EXERCISE INPUTS |
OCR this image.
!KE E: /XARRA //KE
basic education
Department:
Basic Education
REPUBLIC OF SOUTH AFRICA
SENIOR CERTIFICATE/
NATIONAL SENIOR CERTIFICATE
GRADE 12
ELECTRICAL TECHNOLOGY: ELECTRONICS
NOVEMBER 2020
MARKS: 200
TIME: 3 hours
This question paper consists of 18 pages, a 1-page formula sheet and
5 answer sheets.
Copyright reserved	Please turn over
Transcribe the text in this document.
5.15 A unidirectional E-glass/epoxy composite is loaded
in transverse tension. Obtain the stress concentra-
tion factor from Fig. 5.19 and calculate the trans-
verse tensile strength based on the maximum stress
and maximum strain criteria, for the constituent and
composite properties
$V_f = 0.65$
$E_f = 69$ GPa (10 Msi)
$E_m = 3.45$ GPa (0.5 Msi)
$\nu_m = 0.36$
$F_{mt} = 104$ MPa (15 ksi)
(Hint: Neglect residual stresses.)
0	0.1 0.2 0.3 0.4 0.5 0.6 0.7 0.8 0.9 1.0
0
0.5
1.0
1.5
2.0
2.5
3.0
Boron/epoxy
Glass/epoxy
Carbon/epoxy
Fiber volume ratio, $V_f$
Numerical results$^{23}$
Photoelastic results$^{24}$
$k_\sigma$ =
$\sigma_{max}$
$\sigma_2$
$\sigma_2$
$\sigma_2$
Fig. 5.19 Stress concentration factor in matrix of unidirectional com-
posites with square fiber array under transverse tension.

EXERCISE DIRECTIONS | Above are the records; copy exactly the lines from the one with "Transcribe the text in this document." through the final line.

THE SOLUTION |
Transcribe the text in this document.
5.15 A unidirectional E-glass/epoxy composite is loaded
in transverse tension. Obtain the stress concentra-
tion factor from Fig. 5.19 and calculate the trans-
verse tensile strength based on the maximum stress
and maximum strain criteria, for the constituent and
composite properties
$V_f = 0.65$
$E_f = 69$ GPa (10 Msi)
$E_m = 3.45$ GPa (0.5 Msi)
$\nu_m = 0.36$
$F_{mt} = 104$ MPa (15 ksi)
(Hint: Neglect residual stresses.)
0	0.1 0.2 0.3 0.4 0.5 0.6 0.7 0.8 0.9 1.0
0
0.5
1.0
1.5
2.0
2.5
3.0
Boron/epoxy
Glass/epoxy
Carbon/epoxy
Fiber volume ratio, $V_f$
Numerical results$^{23}$
Photoelastic results$^{24}$
$k_\sigma$ =
$\sigma_{max}$
$\sigma_2$
$\sigma_2$
$\sigma_2$
Fig. 5.19 Stress concentration factor in matrix of unidirectional com-
posites with square fiber array under transverse tension.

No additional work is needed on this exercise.